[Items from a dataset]
- - - - - - -

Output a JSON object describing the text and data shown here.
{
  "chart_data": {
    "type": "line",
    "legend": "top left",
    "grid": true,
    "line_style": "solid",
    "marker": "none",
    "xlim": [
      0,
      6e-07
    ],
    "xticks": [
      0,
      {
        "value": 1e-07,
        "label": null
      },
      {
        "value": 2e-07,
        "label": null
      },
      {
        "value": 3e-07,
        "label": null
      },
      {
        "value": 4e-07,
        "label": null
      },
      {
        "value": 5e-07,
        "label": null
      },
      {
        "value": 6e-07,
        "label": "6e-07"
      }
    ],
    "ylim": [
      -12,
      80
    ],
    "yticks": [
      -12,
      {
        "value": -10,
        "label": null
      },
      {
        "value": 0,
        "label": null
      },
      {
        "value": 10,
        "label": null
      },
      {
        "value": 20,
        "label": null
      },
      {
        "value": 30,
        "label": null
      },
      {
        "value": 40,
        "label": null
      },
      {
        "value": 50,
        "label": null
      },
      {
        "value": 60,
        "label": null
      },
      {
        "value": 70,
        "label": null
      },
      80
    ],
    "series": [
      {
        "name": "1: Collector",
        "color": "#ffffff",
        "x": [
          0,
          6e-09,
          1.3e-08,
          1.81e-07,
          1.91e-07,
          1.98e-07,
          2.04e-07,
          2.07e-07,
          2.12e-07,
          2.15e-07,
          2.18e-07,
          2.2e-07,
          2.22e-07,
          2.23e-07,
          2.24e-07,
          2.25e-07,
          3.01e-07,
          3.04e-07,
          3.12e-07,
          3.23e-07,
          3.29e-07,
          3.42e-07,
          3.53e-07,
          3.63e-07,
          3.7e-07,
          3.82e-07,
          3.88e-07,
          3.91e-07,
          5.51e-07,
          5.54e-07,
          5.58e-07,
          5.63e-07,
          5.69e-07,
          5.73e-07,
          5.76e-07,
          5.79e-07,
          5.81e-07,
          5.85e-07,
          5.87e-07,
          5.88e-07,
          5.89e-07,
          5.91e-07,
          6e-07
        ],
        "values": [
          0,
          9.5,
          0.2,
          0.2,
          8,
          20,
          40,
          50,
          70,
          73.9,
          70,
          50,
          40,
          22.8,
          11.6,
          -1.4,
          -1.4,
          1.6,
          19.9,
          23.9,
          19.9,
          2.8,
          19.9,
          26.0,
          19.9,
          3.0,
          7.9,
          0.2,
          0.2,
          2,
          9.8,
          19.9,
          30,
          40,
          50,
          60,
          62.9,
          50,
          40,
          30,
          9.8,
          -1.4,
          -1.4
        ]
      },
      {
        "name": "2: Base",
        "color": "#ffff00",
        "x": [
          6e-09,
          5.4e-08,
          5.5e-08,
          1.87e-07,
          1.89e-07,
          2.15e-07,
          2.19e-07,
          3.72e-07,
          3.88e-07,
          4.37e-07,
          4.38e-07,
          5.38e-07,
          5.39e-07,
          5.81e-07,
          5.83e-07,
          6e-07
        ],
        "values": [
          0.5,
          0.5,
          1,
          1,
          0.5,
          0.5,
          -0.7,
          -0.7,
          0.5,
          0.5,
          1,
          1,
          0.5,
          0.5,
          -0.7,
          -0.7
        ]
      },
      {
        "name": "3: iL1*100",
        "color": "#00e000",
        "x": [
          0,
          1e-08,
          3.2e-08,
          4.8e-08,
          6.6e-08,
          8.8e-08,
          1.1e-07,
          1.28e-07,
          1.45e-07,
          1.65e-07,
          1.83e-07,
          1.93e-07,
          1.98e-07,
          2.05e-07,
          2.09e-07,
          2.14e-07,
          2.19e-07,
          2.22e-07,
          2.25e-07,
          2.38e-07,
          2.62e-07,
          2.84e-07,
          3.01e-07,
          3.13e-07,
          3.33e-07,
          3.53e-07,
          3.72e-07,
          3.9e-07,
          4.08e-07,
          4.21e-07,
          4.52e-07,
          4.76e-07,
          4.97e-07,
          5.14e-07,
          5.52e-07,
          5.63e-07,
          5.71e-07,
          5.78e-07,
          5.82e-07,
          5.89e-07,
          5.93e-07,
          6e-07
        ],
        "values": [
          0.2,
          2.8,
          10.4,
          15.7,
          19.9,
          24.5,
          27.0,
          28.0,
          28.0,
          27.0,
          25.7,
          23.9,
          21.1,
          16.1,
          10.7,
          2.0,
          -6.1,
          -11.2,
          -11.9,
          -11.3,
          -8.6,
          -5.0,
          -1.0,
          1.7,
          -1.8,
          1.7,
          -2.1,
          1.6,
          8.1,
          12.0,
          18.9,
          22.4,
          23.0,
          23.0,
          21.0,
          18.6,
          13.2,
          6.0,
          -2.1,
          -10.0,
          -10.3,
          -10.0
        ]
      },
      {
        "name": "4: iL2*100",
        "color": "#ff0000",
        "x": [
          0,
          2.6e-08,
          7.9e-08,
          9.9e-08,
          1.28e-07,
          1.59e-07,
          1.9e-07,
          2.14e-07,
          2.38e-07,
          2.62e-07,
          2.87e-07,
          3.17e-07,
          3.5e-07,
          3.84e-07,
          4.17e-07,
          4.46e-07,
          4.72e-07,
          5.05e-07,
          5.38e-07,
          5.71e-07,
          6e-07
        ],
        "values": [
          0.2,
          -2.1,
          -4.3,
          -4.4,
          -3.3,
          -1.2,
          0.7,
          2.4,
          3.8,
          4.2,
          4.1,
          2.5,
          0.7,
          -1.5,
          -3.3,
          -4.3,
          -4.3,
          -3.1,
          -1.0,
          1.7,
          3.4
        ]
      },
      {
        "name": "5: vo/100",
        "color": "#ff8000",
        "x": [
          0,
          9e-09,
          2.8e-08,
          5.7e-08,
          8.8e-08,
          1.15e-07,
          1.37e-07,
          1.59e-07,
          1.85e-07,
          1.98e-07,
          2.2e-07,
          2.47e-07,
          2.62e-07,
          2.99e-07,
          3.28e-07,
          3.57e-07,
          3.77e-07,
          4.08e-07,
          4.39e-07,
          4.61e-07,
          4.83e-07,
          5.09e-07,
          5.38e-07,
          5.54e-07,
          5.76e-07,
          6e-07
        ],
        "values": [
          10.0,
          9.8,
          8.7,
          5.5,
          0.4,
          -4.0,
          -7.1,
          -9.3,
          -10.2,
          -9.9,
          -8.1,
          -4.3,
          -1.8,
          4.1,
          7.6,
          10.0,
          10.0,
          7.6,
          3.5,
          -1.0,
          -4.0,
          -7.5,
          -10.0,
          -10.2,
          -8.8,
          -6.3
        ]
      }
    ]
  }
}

- - - - - - -

(Task brief): Your task is to retype all of the records exactly.

(Solution to this problem):
Output a JSON object describing the text and data shown here.
{
  "chart_data": {
    "type": "line",
    "legend": "top left",
    "grid": true,
    "line_style": "solid",
    "marker": "none",
    "xlim": [
      0,
      6e-07
    ],
    "xticks": [
      0,
      {
        "value": 1e-07,
        "label": null
      },
      {
        "value": 2e-07,
        "label": null
      },
      {
        "value": 3e-07,
        "label": null
      },
      {
        "value": 4e-07,
        "label": null
      },
      {
        "value": 5e-07,
        "label": null
      },
      {
        "value": 6e-07,
        "label": "6e-07"
      }
    ],
    "ylim": [
      -12,
      80
    ],
    "yticks": [
      -12,
      {
        "value": -10,
        "label": null
      },
      {
        "value": 0,
        "label": null
      },
      {
        "value": 10,
        "label": null
      },
      {
        "value": 20,
        "label": null
      },
      {
        "value": 30,
        "label": null
      },
      {
        "value": 40,
        "label": null
      },
      {
        "value": 50,
        "label": null
      },
      {
        "value": 60,
        "label": null
      },
      {
        "value": 70,
        "label": null
      },
      80
    ],
    "series": [
      {
        "name": "1: Collector",
        "color": "#ffffff",
        "x": [
          0,
          6e-09,
          1.3e-08,
          1.81e-07,
          1.91e-07,
          1.98e-07,
          2.04e-07,
          2.07e-07,
          2.12e-07,
          2.15e-07,
          2.18e-07,
          2.2e-07,
          2.22e-07,
          2.23e-07,
          2.24e-07,
          2.25e-07,
          3.01e-07,
          3.04e-07,
          3.12e-07,
          3.23e-07,
          3.29e-07,
          3.42e-07,
          3.53e-07,
          3.63e-07,
          3.7e-07,
          3.82e-07,
          3.88e-07,
          3.91e-07,
          5.51e-07,
          5.54e-07,
          5.58e-07,
          5.63e-07,
          5.69e-07,
          5.73e-07,
          5.76e-07,
          5.79e-07,
          5.81e-07,
          5.85e-07,
          5.87e-07,
          5.88e-07,
          5.89e-07,
          5.91e-07,
          6e-07
        ],
        "values": [
          0,
          9.5,
          0.2,
          0.2,
          8,
          20,
          40,
          50,
          70,
          73.9,
          70,
          50,
          40,
          22.8,
          11.6,
          -1.4,
          -1.4,
          1.6,
          19.9,
          23.9,
          19.9,
          2.8,
          19.9,
          26.0,
          19.9,
          3.0,
          7.9,
          0.2,
          0.2,
          2,
          9.8,
          19.9,
          30,
          40,
          50,
          60,
          62.9,
          50,
          40,
          30,
          9.8,
          -1.4,
          -1.4
        ]
      },
      {
        "name": "2: Base",
        "color": "#ffff00",
        "x": [
          6e-09,
          5.4e-08,
          5.5e-08,
          1.87e-07,
          1.89e-07,
          2.15e-07,
          2.19e-07,
          3.72e-07,
          3.88e-07,
          4.37e-07,
          4.38e-07,
          5.38e-07,
          5.39e-07,
          5.81e-07,
          5.83e-07,
          6e-07
        ],
        "values": [
          0.5,
          0.5,
          1,
          1,
          0.5,
          0.5,
          -0.7,
          -0.7,
          0.5,
          0.5,
          1,
          1,
          0.5,
          0.5,
          -0.7,
          -0.7
        ]
      },
      {
        "name": "3: iL1*100",
        "color": "#00e000",
        "x": [
          0,
          1e-08,
          3.2e-08,
          4.8e-08,
          6.6e-08,
          8.8e-08,
          1.1e-07,
          1.28e-07,
          1.45e-07,
          1.65e-07,
          1.83e-07,
          1.93e-07,
          1.98e-07,
          2.05e-07,
          2.09e-07,
          2.14e-07,
          2.19e-07,
          2.22e-07,
          2.25e-07,
          2.38e-07,
          2.62e-07,
          2.84e-07,
          3.01e-07,
          3.13e-07,
          3.33e-07,
          3.53e-07,
          3.72e-07,
          3.9e-07,
          4.08e-07,
          4.21e-07,
          4.52e-07,
          4.76e-07,
          4.97e-07,
          5.14e-07,
          5.52e-07,
          5.63e-07,
          5.71e-07,
          5.78e-07,
          5.82e-07,
          5.89e-07,
          5.93e-07,
          6e-07
        ],
        "values": [
          0.2,
          2.8,
          10.4,
          15.7,
          19.9,
          24.5,
          27.0,
          28.0,
          28.0,
          27.0,
          25.7,
          23.9,
          21.1,
          16.1,
          10.7,
          2.0,
          -6.1,
          -11.2,
          -11.9,
          -11.3,
          -8.6,
          -5.0,
          -1.0,
          1.7,
          -1.8,
          1.7,
          -2.1,
          1.6,
          8.1,
          12.0,
          18.9,
          22.4,
          23.0,
          23.0,
          21.0,
          18.6,
          13.2,
          6.0,
          -2.1,
          -10.0,
          -10.3,
          -10.0
        ]
      },
      {
        "name": "4: iL2*100",
        "color": "#ff0000",
        "x": [
          0,
          2.6e-08,
          7.9e-08,
          9.9e-08,
          1.28e-07,
          1.59e-07,
          1.9e-07,
          2.14e-07,
          2.38e-07,
          2.62e-07,
          2.87e-07,
          3.17e-07,
          3.5e-07,
          3.84e-07,
          4.17e-07,
          4.46e-07,
          4.72e-07,
          5.05e-07,
          5.38e-07,
          5.71e-07,
          6e-07
        ],
        "values": [
          0.2,
          -2.1,
          -4.3,
          -4.4,
          -3.3,
          -1.2,
          0.7,
          2.4,
          3.8,
          4.2,
          4.1,
          2.5,
          0.7,
          -1.5,
          -3.3,
          -4.3,
          -4.3,
          -3.1,
          -1.0,
          1.7,
          3.4
        ]
      },
      {
        "name": "5: vo/100",
        "color": "#ff8000",
        "x": [
          0,
          9e-09,
          2.8e-08,
          5.7e-08,
          8.8e-08,
          1.15e-07,
          1.37e-07,
          1.59e-07,
          1.85e-07,
          1.98e-07,
          2.2e-07,
          2.47e-07,
          2.62e-07,
          2.99e-07,
          3.28e-07,
          3.57e-07,
          3.77e-07,
          4.08e-07,
          4.39e-07,
          4.61e-07,
          4.83e-07,
          5.09e-07,
          5.38e-07,
          5.54e-07,
          5.76e-07,
          6e-07
        ],
        "values": [
          10.0,
          9.8,
          8.7,
          5.5,
          0.4,
          -4.0,
          -7.1,
          -9.3,
          -10.2,
          -9.9,
          -8.1,
          -4.3,
          -1.8,
          4.1,
          7.6,
          10.0,
          10.0,
          7.6,
          3.5,
          -1.0,
          -4.0,
          -7.5,
          -10.0,
          -10.2,
          -8.8,
          -6.3
        ]
      }
    ]
  }
}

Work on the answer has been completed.